▶ DATA LISTING:
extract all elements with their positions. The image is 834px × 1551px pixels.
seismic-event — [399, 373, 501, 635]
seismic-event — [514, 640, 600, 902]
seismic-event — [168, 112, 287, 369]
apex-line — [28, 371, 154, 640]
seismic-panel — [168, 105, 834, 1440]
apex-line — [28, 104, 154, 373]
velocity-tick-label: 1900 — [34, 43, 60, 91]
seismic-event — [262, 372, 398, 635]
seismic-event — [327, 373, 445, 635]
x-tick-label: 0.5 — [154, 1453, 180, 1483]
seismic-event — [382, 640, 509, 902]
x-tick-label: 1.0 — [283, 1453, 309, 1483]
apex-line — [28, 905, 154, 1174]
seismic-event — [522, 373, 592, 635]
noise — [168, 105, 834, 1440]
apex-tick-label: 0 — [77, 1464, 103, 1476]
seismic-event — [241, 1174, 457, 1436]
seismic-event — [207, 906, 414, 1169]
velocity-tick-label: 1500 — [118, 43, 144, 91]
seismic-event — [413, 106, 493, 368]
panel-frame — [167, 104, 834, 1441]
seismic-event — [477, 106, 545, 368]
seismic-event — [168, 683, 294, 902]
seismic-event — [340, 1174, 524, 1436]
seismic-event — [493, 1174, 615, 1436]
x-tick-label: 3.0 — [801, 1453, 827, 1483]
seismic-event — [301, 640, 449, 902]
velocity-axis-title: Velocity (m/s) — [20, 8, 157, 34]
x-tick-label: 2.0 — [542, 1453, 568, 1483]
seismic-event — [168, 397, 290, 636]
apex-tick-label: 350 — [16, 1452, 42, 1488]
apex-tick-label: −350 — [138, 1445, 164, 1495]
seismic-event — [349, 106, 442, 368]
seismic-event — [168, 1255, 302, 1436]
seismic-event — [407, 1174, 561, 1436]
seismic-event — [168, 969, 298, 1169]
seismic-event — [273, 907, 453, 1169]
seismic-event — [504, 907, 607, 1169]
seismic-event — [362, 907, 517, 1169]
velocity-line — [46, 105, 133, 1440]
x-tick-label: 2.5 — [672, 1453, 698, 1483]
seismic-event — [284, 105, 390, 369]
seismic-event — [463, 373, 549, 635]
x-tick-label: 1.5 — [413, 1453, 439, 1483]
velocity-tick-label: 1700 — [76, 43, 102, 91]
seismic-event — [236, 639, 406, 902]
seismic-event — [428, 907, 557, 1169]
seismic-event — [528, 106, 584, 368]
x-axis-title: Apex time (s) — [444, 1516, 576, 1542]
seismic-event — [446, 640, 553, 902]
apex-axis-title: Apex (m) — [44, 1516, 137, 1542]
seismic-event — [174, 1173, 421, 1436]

▶ DIRECTIONS FOR THIS TASK: Edit the material so that every "seismic-event" becomes "reflection-event", and leave everything else unchanged.

▶ RESPONSE TO THIS TASK:
extract all elements with their positions. The image is 834px × 1551px pixels.
reflection-event — [399, 373, 501, 635]
reflection-event — [514, 640, 600, 902]
reflection-event — [168, 112, 287, 369]
apex-line — [28, 371, 154, 640]
seismic-panel — [168, 105, 834, 1440]
apex-line — [28, 104, 154, 373]
velocity-tick-label: 1900 — [34, 43, 60, 91]
reflection-event — [262, 372, 398, 635]
reflection-event — [327, 373, 445, 635]
x-tick-label: 0.5 — [154, 1453, 180, 1483]
reflection-event — [382, 640, 509, 902]
x-tick-label: 1.0 — [283, 1453, 309, 1483]
apex-line — [28, 905, 154, 1174]
reflection-event — [522, 373, 592, 635]
noise — [168, 105, 834, 1440]
apex-tick-label: 0 — [77, 1464, 103, 1476]
reflection-event — [241, 1174, 457, 1436]
reflection-event — [207, 906, 414, 1169]
velocity-tick-label: 1500 — [118, 43, 144, 91]
reflection-event — [413, 106, 493, 368]
panel-frame — [167, 104, 834, 1441]
reflection-event — [477, 106, 545, 368]
reflection-event — [168, 683, 294, 902]
reflection-event — [340, 1174, 524, 1436]
reflection-event — [493, 1174, 615, 1436]
x-tick-label: 3.0 — [801, 1453, 827, 1483]
reflection-event — [301, 640, 449, 902]
velocity-axis-title: Velocity (m/s) — [20, 8, 157, 34]
x-tick-label: 2.0 — [542, 1453, 568, 1483]
reflection-event — [168, 397, 290, 636]
apex-tick-label: 350 — [16, 1452, 42, 1488]
apex-tick-label: −350 — [138, 1445, 164, 1495]
reflection-event — [349, 106, 442, 368]
reflection-event — [168, 1255, 302, 1436]
reflection-event — [407, 1174, 561, 1436]
reflection-event — [168, 969, 298, 1169]
reflection-event — [273, 907, 453, 1169]
reflection-event — [504, 907, 607, 1169]
reflection-event — [362, 907, 517, 1169]
velocity-line — [46, 105, 133, 1440]
x-tick-label: 2.5 — [672, 1453, 698, 1483]
reflection-event — [284, 105, 390, 369]
reflection-event — [463, 373, 549, 635]
x-tick-label: 1.5 — [413, 1453, 439, 1483]
velocity-tick-label: 1700 — [76, 43, 102, 91]
reflection-event — [236, 639, 406, 902]
reflection-event — [428, 907, 557, 1169]
reflection-event — [528, 106, 584, 368]
x-axis-title: Apex time (s) — [444, 1516, 576, 1542]
reflection-event — [446, 640, 553, 902]
apex-axis-title: Apex (m) — [44, 1516, 137, 1542]
reflection-event — [174, 1173, 421, 1436]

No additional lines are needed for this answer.